═════ Data provided

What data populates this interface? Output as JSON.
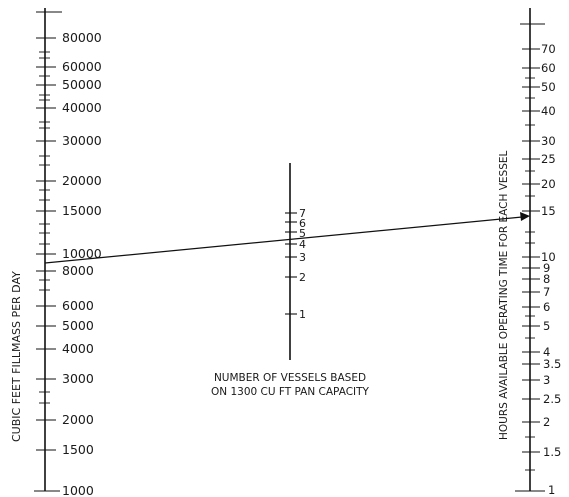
{
  "left_scale": {
    "label": "CUBIC FEET FILLMASS PER DAY",
    "ticks": [
      "80000",
      "60000",
      "50000",
      "40000",
      "30000",
      "20000",
      "15000",
      "10000",
      "8000",
      "6000",
      "5000",
      "4000",
      "3000",
      "2000",
      "1500",
      "1000"
    ]
  },
  "middle_scale": {
    "ticks": [
      "7",
      "6",
      "5",
      "4",
      "3",
      "2",
      "1"
    ],
    "caption_line1": "NUMBER OF VESSELS BASED",
    "caption_line2": "ON 1300 CU FT PAN CAPACITY"
  },
  "right_scale": {
    "label": "HOURS AVAILABLE OPERATING TIME FOR EACH VESSEL",
    "ticks": [
      "70",
      "60",
      "50",
      "40",
      "30",
      "25",
      "20",
      "15",
      "10",
      "9",
      "8",
      "7",
      "6",
      "5",
      "4",
      "3.5",
      "3",
      "2.5",
      "2",
      "1.5",
      "1"
    ]
  },
  "colors": {
    "ink": "#111111",
    "paper": "#ffffff"
  }
}
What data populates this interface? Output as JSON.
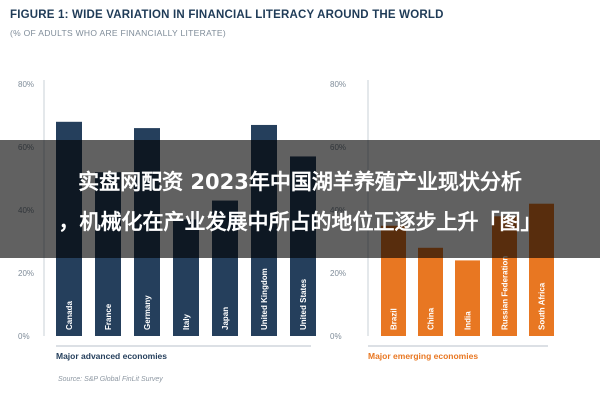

══════════

## What you are asked to do
Except for the pictures, copy every line of the records above exactly.

## Full output
What data populates this interface? Output as JSON.
{
  "left_scale": {
    "label": "CUBIC FEET FILLMASS PER DAY",
    "ticks": [
      "80000",
      "60000",
      "50000",
      "40000",
      "30000",
      "20000",
      "15000",
      "10000",
      "8000",
      "6000",
      "5000",
      "4000",
      "3000",
      "2000",
      "1500",
      "1000"
    ]
  },
  "middle_scale": {
    "ticks": [
      "7",
      "6",
      "5",
      "4",
      "3",
      "2",
      "1"
    ],
    "caption_line1": "NUMBER OF VESSELS BASED",
    "caption_line2": "ON 1300 CU FT PAN CAPACITY"
  },
  "right_scale": {
    "label": "HOURS AVAILABLE OPERATING TIME FOR EACH VESSEL",
    "ticks": [
      "70",
      "60",
      "50",
      "40",
      "30",
      "25",
      "20",
      "15",
      "10",
      "9",
      "8",
      "7",
      "6",
      "5",
      "4",
      "3.5",
      "3",
      "2.5",
      "2",
      "1.5",
      "1"
    ]
  },
  "colors": {
    "ink": "#111111",
    "paper": "#ffffff"
  }
}
What data populates this interface? Output as JSON.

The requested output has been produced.